• _Raw records_

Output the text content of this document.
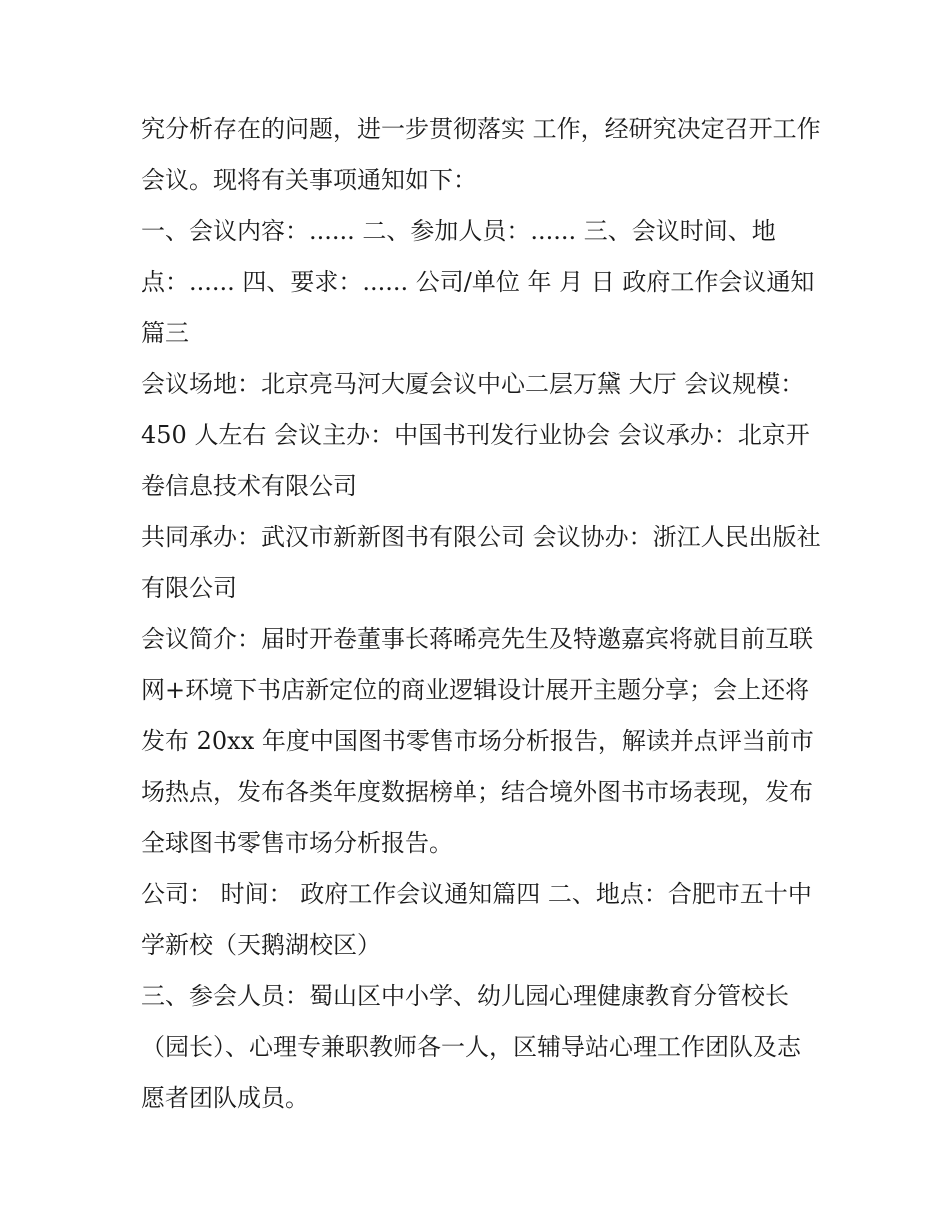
究分析存在的问题，进一步贯彻落实 工作，经研究决定召开工作会议。现将有关事项通知如下：

一、会议内容：...... 二、参加人员：...... 三、会议时间、地点：...... 四、要求：...... 公司/单位 年 月 日 政府工作会议通知篇三

会议场地：北京亮马河大厦会议中心二层万黛 大厅 会议规模：450 人左右 会议主办：中国书刊发行业协会 会议承办：北京开卷信息技术有限公司

共同承办：武汉市新新图书有限公司 会议协办：浙江人民出版社有限公司

会议简介：届时开卷董事长蒋晞亮先生及特邀嘉宾将就目前互联网+环境下书店新定位的商业逻辑设计展开主题分享；会上还将发布 20xx 年度中国图书零售市场分析报告，解读并点评当前市场热点，发布各类年度数据榜单；结合境外图书市场表现，发布全球图书零售市场分析报告。

公司： 时间： 政府工作会议通知篇四 二、地点：合肥市五十中学新校（天鹅湖校区）

三、参会人员：蜀山区中小学、幼儿园心理健康教育分管校长（园长）、心理专兼职教师各一人，区辅导站心理工作团队及志愿者团队成员。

• _What needs to be done_
Reproduce the material in its entirety and word for word, without the pictures.

• _Solved exercise_
Output the text content of this document.
究分析存在的问题，进一步贯彻落实 工作，经研究决定召开工作会议。现将有关事项通知如下：

一、会议内容：...... 二、参加人员：...... 三、会议时间、地点：...... 四、要求：...... 公司/单位 年 月 日 政府工作会议通知篇三

会议场地：北京亮马河大厦会议中心二层万黛 大厅 会议规模：450 人左右 会议主办：中国书刊发行业协会 会议承办：北京开卷信息技术有限公司

共同承办：武汉市新新图书有限公司 会议协办：浙江人民出版社有限公司

会议简介：届时开卷董事长蒋晞亮先生及特邀嘉宾将就目前互联网+环境下书店新定位的商业逻辑设计展开主题分享；会上还将发布 20xx 年度中国图书零售市场分析报告，解读并点评当前市场热点，发布各类年度数据榜单；结合境外图书市场表现，发布全球图书零售市场分析报告。

公司： 时间： 政府工作会议通知篇四 二、地点：合肥市五十中学新校（天鹅湖校区）

三、参会人员：蜀山区中小学、幼儿园心理健康教育分管校长（园长）、心理专兼职教师各一人，区辅导站心理工作团队及志愿者团队成员。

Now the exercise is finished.